• [PROBLEM DESCRIPTION]
Pull out every line in the data that has the string "волновой" in it.

==========

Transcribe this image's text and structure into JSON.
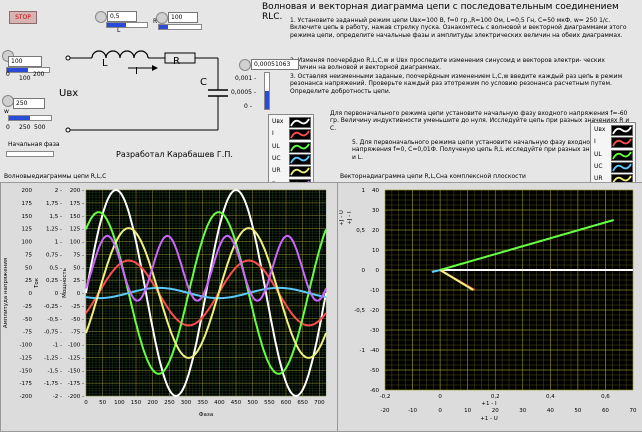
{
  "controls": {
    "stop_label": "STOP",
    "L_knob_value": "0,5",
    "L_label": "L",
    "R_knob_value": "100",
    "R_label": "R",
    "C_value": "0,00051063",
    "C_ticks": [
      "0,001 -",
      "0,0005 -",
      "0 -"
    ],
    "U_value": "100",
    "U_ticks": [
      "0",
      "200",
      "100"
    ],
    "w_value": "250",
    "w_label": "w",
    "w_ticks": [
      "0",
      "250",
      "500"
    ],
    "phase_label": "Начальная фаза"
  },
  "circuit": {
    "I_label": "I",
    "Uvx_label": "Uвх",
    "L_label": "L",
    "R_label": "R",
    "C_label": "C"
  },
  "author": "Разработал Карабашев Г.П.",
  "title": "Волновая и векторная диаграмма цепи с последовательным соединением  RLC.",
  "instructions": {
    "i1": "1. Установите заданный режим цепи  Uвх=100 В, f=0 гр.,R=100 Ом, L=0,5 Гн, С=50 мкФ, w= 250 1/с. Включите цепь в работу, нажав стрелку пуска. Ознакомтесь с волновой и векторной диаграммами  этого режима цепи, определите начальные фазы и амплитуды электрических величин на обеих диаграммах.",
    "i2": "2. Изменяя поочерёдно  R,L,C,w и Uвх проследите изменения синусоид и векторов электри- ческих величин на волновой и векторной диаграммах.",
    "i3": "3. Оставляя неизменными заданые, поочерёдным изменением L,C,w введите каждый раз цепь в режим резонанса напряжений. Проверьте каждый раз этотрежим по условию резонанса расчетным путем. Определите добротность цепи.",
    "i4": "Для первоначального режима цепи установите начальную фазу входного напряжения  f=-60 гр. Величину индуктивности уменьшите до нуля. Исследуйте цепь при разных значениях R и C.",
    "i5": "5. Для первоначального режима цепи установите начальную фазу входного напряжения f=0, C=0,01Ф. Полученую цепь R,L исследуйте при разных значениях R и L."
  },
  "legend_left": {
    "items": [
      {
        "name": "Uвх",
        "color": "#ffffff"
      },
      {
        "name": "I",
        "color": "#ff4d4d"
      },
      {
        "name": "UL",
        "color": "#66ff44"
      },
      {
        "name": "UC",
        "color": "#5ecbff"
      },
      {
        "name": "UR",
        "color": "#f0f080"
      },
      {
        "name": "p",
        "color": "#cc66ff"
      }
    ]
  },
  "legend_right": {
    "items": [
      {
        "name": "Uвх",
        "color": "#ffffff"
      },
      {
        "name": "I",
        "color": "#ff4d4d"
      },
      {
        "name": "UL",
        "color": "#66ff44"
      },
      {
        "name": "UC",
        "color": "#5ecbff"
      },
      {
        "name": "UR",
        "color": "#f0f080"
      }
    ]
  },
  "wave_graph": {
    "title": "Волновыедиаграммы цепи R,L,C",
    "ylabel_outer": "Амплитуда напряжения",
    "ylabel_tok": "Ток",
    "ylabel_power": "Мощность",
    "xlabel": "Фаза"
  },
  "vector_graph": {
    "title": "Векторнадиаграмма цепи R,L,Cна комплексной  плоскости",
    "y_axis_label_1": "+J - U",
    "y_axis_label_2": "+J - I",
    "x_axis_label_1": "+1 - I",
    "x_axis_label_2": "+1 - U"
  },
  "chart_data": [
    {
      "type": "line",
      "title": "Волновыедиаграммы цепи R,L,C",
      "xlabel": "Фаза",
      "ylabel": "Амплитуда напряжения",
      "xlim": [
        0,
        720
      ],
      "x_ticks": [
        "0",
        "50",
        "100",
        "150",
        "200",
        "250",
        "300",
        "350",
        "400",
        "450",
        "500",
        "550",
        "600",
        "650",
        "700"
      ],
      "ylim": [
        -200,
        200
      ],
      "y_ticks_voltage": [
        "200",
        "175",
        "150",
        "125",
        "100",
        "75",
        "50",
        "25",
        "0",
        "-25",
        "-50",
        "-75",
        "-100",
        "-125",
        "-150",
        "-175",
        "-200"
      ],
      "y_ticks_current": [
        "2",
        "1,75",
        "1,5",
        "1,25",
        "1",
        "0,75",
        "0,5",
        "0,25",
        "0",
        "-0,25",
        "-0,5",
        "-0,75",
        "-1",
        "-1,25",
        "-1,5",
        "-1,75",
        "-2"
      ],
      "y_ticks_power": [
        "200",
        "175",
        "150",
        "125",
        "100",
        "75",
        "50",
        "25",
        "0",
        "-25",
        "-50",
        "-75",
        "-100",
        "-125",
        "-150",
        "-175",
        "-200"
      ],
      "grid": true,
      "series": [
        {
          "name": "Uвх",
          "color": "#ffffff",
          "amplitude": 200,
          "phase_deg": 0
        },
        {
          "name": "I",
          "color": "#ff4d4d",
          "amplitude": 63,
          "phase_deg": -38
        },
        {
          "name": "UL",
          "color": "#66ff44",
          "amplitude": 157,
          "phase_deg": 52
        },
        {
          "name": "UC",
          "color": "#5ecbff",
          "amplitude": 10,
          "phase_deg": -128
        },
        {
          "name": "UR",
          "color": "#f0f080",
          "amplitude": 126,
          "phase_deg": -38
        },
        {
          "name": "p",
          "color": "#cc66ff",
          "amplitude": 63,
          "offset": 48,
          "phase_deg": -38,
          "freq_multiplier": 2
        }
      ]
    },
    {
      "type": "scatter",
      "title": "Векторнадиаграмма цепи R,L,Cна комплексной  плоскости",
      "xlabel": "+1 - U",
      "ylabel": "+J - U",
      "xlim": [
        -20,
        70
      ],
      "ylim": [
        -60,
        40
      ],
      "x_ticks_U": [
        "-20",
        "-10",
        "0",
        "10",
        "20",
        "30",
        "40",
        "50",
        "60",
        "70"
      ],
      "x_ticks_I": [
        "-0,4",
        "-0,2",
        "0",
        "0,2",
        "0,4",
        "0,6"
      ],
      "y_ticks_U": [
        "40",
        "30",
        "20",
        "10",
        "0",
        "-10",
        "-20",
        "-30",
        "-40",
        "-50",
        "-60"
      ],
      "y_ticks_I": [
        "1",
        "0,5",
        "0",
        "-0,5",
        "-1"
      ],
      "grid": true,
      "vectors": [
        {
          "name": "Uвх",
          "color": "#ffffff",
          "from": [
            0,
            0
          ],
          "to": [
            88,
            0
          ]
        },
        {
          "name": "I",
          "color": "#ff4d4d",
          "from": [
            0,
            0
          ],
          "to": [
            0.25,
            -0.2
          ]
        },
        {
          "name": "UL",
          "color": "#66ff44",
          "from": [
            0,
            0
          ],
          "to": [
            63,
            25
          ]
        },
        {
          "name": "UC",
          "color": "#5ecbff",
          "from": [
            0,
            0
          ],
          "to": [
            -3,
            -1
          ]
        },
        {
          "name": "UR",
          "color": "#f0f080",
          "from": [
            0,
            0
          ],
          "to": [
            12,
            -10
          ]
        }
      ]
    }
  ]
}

==========

• [EXERCISE SOLUTION]
    "i1": "1. Установите заданный режим цепи  Uвх=100 В, f=0 гр.,R=100 Ом, L=0,5 Гн, С=50 мкФ, w= 250 1/с. Включите цепь в работу, нажав стрелку пуска. Ознакомтесь с волновой и векторной диаграммами  этого режима цепи, определите начальные фазы и амплитуды электрических величин на обеих диаграммах.",
    "i2": "2. Изменяя поочерёдно  R,L,C,w и Uвх проследите изменения синусоид и векторов электри- ческих величин на волновой и векторной диаграммах.",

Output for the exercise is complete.